▶ DO THIS: Restate every line of the material, word for word.

-- DATA EXTRACT start --

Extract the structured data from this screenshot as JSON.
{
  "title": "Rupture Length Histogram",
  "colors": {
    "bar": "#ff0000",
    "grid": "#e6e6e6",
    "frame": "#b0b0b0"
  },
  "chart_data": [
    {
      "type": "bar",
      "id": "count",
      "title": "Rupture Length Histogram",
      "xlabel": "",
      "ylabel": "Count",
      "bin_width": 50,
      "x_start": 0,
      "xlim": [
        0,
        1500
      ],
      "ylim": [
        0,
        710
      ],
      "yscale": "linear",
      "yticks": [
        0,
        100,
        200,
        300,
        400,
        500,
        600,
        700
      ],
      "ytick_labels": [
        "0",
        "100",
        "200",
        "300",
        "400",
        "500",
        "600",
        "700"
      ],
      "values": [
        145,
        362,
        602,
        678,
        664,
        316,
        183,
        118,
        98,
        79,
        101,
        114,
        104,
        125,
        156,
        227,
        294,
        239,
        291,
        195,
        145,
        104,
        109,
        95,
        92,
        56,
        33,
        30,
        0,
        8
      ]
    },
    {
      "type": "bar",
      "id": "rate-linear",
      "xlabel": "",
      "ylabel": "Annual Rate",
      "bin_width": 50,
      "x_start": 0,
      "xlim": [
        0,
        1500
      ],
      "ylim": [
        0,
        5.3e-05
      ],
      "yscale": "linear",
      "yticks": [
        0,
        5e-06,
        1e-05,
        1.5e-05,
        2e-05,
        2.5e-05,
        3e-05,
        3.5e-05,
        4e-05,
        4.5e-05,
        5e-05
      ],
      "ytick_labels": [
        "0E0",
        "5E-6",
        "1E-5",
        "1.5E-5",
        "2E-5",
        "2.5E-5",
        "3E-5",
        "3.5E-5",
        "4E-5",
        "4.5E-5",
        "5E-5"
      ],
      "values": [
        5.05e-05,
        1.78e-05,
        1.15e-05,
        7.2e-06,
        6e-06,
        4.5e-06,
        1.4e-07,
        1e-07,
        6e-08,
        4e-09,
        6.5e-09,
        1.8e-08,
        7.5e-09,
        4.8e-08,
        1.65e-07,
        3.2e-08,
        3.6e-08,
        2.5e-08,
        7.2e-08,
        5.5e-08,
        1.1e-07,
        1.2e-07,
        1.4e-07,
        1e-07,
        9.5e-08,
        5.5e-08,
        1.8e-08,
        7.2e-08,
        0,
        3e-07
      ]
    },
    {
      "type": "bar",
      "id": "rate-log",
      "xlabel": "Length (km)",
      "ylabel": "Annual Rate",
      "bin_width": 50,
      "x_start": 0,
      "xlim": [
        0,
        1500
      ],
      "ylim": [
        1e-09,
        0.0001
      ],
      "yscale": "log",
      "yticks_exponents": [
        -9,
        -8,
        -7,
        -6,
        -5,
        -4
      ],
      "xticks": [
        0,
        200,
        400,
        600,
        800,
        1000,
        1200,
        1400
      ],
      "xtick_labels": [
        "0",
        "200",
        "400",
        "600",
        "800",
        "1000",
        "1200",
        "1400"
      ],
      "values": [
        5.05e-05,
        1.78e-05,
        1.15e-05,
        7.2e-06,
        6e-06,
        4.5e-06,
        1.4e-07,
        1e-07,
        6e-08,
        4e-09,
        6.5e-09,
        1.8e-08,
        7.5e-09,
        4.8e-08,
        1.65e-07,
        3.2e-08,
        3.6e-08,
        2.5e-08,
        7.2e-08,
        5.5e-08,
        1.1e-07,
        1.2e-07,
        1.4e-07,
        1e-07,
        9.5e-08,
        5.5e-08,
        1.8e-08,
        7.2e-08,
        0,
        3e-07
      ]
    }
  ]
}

-- DATA EXTRACT end --

▶ RESPONSE:
Extract the structured data from this screenshot as JSON.
{
  "title": "Rupture Length Histogram",
  "colors": {
    "bar": "#ff0000",
    "grid": "#e6e6e6",
    "frame": "#b0b0b0"
  },
  "chart_data": [
    {
      "type": "bar",
      "id": "count",
      "title": "Rupture Length Histogram",
      "xlabel": "",
      "ylabel": "Count",
      "bin_width": 50,
      "x_start": 0,
      "xlim": [
        0,
        1500
      ],
      "ylim": [
        0,
        710
      ],
      "yscale": "linear",
      "yticks": [
        0,
        100,
        200,
        300,
        400,
        500,
        600,
        700
      ],
      "ytick_labels": [
        "0",
        "100",
        "200",
        "300",
        "400",
        "500",
        "600",
        "700"
      ],
      "values": [
        145,
        362,
        602,
        678,
        664,
        316,
        183,
        118,
        98,
        79,
        101,
        114,
        104,
        125,
        156,
        227,
        294,
        239,
        291,
        195,
        145,
        104,
        109,
        95,
        92,
        56,
        33,
        30,
        0,
        8
      ]
    },
    {
      "type": "bar",
      "id": "rate-linear",
      "xlabel": "",
      "ylabel": "Annual Rate",
      "bin_width": 50,
      "x_start": 0,
      "xlim": [
        0,
        1500
      ],
      "ylim": [
        0,
        5.3e-05
      ],
      "yscale": "linear",
      "yticks": [
        0,
        5e-06,
        1e-05,
        1.5e-05,
        2e-05,
        2.5e-05,
        3e-05,
        3.5e-05,
        4e-05,
        4.5e-05,
        5e-05
      ],
      "ytick_labels": [
        "0E0",
        "5E-6",
        "1E-5",
        "1.5E-5",
        "2E-5",
        "2.5E-5",
        "3E-5",
        "3.5E-5",
        "4E-5",
        "4.5E-5",
        "5E-5"
      ],
      "values": [
        5.05e-05,
        1.78e-05,
        1.15e-05,
        7.2e-06,
        6e-06,
        4.5e-06,
        1.4e-07,
        1e-07,
        6e-08,
        4e-09,
        6.5e-09,
        1.8e-08,
        7.5e-09,
        4.8e-08,
        1.65e-07,
        3.2e-08,
        3.6e-08,
        2.5e-08,
        7.2e-08,
        5.5e-08,
        1.1e-07,
        1.2e-07,
        1.4e-07,
        1e-07,
        9.5e-08,
        5.5e-08,
        1.8e-08,
        7.2e-08,
        0,
        3e-07
      ]
    },
    {
      "type": "bar",
      "id": "rate-log",
      "xlabel": "Length (km)",
      "ylabel": "Annual Rate",
      "bin_width": 50,
      "x_start": 0,
      "xlim": [
        0,
        1500
      ],
      "ylim": [
        1e-09,
        0.0001
      ],
      "yscale": "log",
      "yticks_exponents": [
        -9,
        -8,
        -7,
        -6,
        -5,
        -4
      ],
      "xticks": [
        0,
        200,
        400,
        600,
        800,
        1000,
        1200,
        1400
      ],
      "xtick_labels": [
        "0",
        "200",
        "400",
        "600",
        "800",
        "1000",
        "1200",
        "1400"
      ],
      "values": [
        5.05e-05,
        1.78e-05,
        1.15e-05,
        7.2e-06,
        6e-06,
        4.5e-06,
        1.4e-07,
        1e-07,
        6e-08,
        4e-09,
        6.5e-09,
        1.8e-08,
        7.5e-09,
        4.8e-08,
        1.65e-07,
        3.2e-08,
        3.6e-08,
        2.5e-08,
        7.2e-08,
        5.5e-08,
        1.1e-07,
        1.2e-07,
        1.4e-07,
        1e-07,
        9.5e-08,
        5.5e-08,
        1.8e-08,
        7.2e-08,
        0,
        3e-07
      ]
    }
  ]
}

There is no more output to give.